> _Work required_: Print every entry, word for word, and skip the images.

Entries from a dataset
******************************
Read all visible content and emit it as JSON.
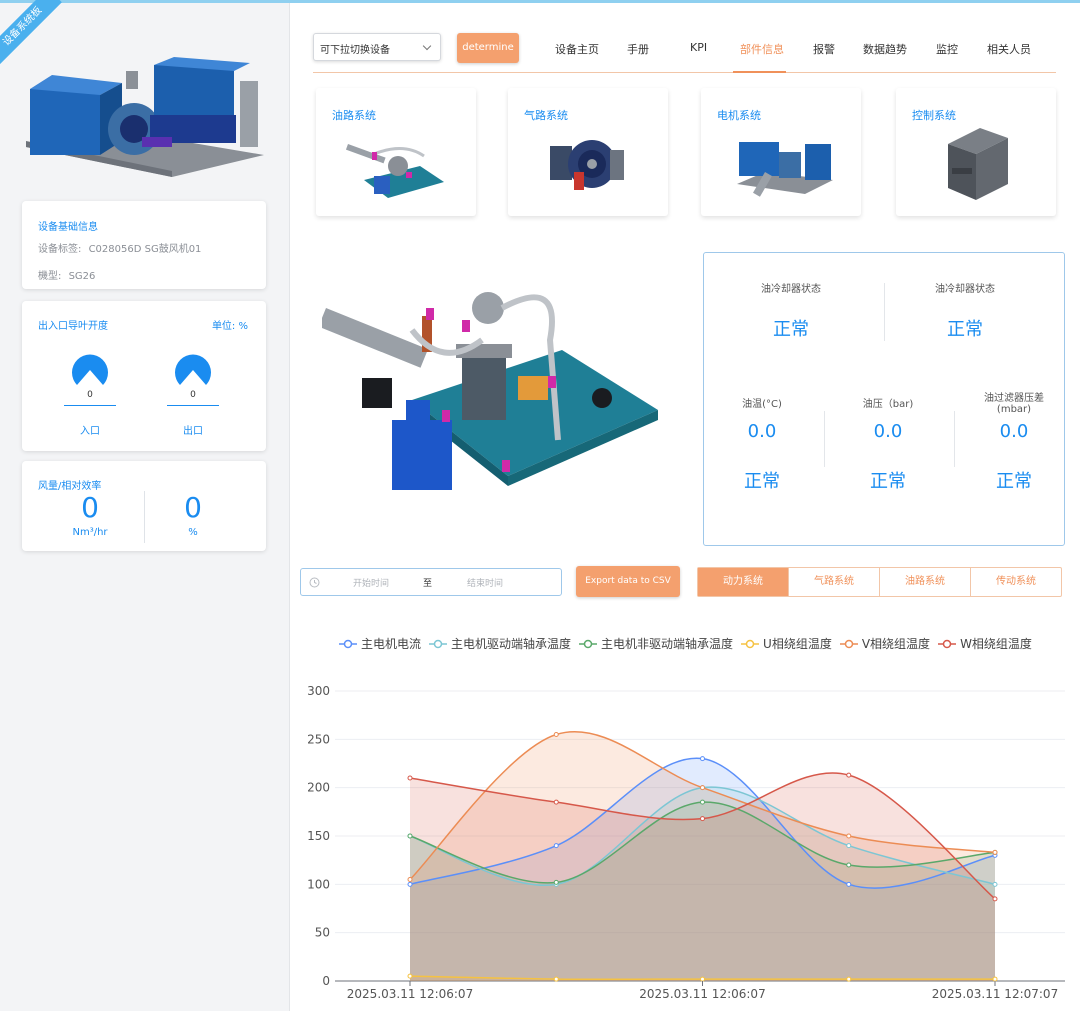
{
  "ribbon": "设备系统板",
  "left": {
    "info": {
      "title": "设备基础信息",
      "tag_label": "设备标签:",
      "tag_value": "C028056D SG鼓风机01",
      "model_label": "機型:",
      "model_value": "SG26"
    },
    "vane": {
      "title": "出入口导叶开度",
      "unit": "单位: %",
      "inlet_value": "0",
      "inlet_label": "入口",
      "outlet_value": "0",
      "outlet_label": "出口"
    },
    "flow": {
      "title": "风量/相对效率",
      "flow_value": "0",
      "flow_unit": "Nm³/hr",
      "eff_value": "0",
      "eff_unit": "%"
    }
  },
  "toolbar": {
    "select_value": "可下拉切换设备",
    "determine_label": "determine"
  },
  "nav": [
    "设备主页",
    "手册",
    "KPI",
    "部件信息",
    "报警",
    "数据趋势",
    "监控",
    "相关人员"
  ],
  "nav_active": "部件信息",
  "systems": [
    "油路系统",
    "气路系统",
    "电机系统",
    "控制系统"
  ],
  "status": {
    "cooler1_label": "油冷却器状态",
    "cooler1_value": "正常",
    "cooler2_label": "油冷却器状态",
    "cooler2_value": "正常",
    "oiltemp_label": "油温(°C)",
    "oiltemp_value": "0.0",
    "oiltemp_state": "正常",
    "oilpress_label": "油压（bar)",
    "oilpress_value": "0.0",
    "oilpress_state": "正常",
    "filter_label": "油过滤器压差",
    "filter_unit": "(mbar)",
    "filter_value": "0.0",
    "filter_state": "正常"
  },
  "filters": {
    "start_placeholder": "开始时间",
    "to": "至",
    "end_placeholder": "结束时间",
    "export_label": "Export data to CSV",
    "tabs": [
      "动力系统",
      "气路系统",
      "油路系统",
      "传动系统"
    ],
    "active_tab": "动力系统"
  },
  "chart_data": {
    "type": "area",
    "x": [
      "2025.03.11 12:06:07",
      "",
      "2025.03.11 12:06:07",
      "",
      "2025.03.11 12:07:07"
    ],
    "x_tick_labels": [
      "2025.03.11 12:06:07",
      "2025.03.11 12:06:07",
      "2025.03.11 12:07:07"
    ],
    "ylim": [
      0,
      300
    ],
    "yticks": [
      0,
      50,
      100,
      150,
      200,
      250,
      300
    ],
    "grid": true,
    "legend_position": "top",
    "smooth": true,
    "series": [
      {
        "name": "主电机电流",
        "color": "#5b8ff9",
        "values": [
          100,
          140,
          230,
          100,
          130
        ]
      },
      {
        "name": "主电机驱动端轴承温度",
        "color": "#7cc6d4",
        "values": [
          150,
          100,
          200,
          140,
          100
        ]
      },
      {
        "name": "主电机非驱动端轴承温度",
        "color": "#5aa86a",
        "values": [
          150,
          102,
          185,
          120,
          133
        ]
      },
      {
        "name": "U相绕组温度",
        "color": "#f5c242",
        "values": [
          5,
          2,
          2,
          2,
          2
        ]
      },
      {
        "name": "V相绕组温度",
        "color": "#ec8c54",
        "values": [
          105,
          255,
          200,
          150,
          133
        ]
      },
      {
        "name": "W相绕组温度",
        "color": "#d6584a",
        "values": [
          210,
          185,
          168,
          213,
          85
        ]
      }
    ]
  }
}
******************************
> _Exercise response_:
Read all visible content and emit it as JSON.
{
  "ribbon": "设备系统板",
  "left": {
    "info": {
      "title": "设备基础信息",
      "tag_label": "设备标签:",
      "tag_value": "C028056D SG鼓风机01",
      "model_label": "機型:",
      "model_value": "SG26"
    },
    "vane": {
      "title": "出入口导叶开度",
      "unit": "单位: %",
      "inlet_value": "0",
      "inlet_label": "入口",
      "outlet_value": "0",
      "outlet_label": "出口"
    },
    "flow": {
      "title": "风量/相对效率",
      "flow_value": "0",
      "flow_unit": "Nm³/hr",
      "eff_value": "0",
      "eff_unit": "%"
    }
  },
  "toolbar": {
    "select_value": "可下拉切换设备",
    "determine_label": "determine"
  },
  "nav": [
    "设备主页",
    "手册",
    "KPI",
    "部件信息",
    "报警",
    "数据趋势",
    "监控",
    "相关人员"
  ],
  "nav_active": "部件信息",
  "systems": [
    "油路系统",
    "气路系统",
    "电机系统",
    "控制系统"
  ],
  "status": {
    "cooler1_label": "油冷却器状态",
    "cooler1_value": "正常",
    "cooler2_label": "油冷却器状态",
    "cooler2_value": "正常",
    "oiltemp_label": "油温(°C)",
    "oiltemp_value": "0.0",
    "oiltemp_state": "正常",
    "oilpress_label": "油压（bar)",
    "oilpress_value": "0.0",
    "oilpress_state": "正常",
    "filter_label": "油过滤器压差",
    "filter_unit": "(mbar)",
    "filter_value": "0.0",
    "filter_state": "正常"
  },
  "filters": {
    "start_placeholder": "开始时间",
    "to": "至",
    "end_placeholder": "结束时间",
    "export_label": "Export data to CSV",
    "tabs": [
      "动力系统",
      "气路系统",
      "油路系统",
      "传动系统"
    ],
    "active_tab": "动力系统"
  },
  "chart_data": {
    "type": "area",
    "x": [
      "2025.03.11 12:06:07",
      "",
      "2025.03.11 12:06:07",
      "",
      "2025.03.11 12:07:07"
    ],
    "x_tick_labels": [
      "2025.03.11 12:06:07",
      "2025.03.11 12:06:07",
      "2025.03.11 12:07:07"
    ],
    "ylim": [
      0,
      300
    ],
    "yticks": [
      0,
      50,
      100,
      150,
      200,
      250,
      300
    ],
    "grid": true,
    "legend_position": "top",
    "smooth": true,
    "series": [
      {
        "name": "主电机电流",
        "color": "#5b8ff9",
        "values": [
          100,
          140,
          230,
          100,
          130
        ]
      },
      {
        "name": "主电机驱动端轴承温度",
        "color": "#7cc6d4",
        "values": [
          150,
          100,
          200,
          140,
          100
        ]
      },
      {
        "name": "主电机非驱动端轴承温度",
        "color": "#5aa86a",
        "values": [
          150,
          102,
          185,
          120,
          133
        ]
      },
      {
        "name": "U相绕组温度",
        "color": "#f5c242",
        "values": [
          5,
          2,
          2,
          2,
          2
        ]
      },
      {
        "name": "V相绕组温度",
        "color": "#ec8c54",
        "values": [
          105,
          255,
          200,
          150,
          133
        ]
      },
      {
        "name": "W相绕组温度",
        "color": "#d6584a",
        "values": [
          210,
          185,
          168,
          213,
          85
        ]
      }
    ]
  }
}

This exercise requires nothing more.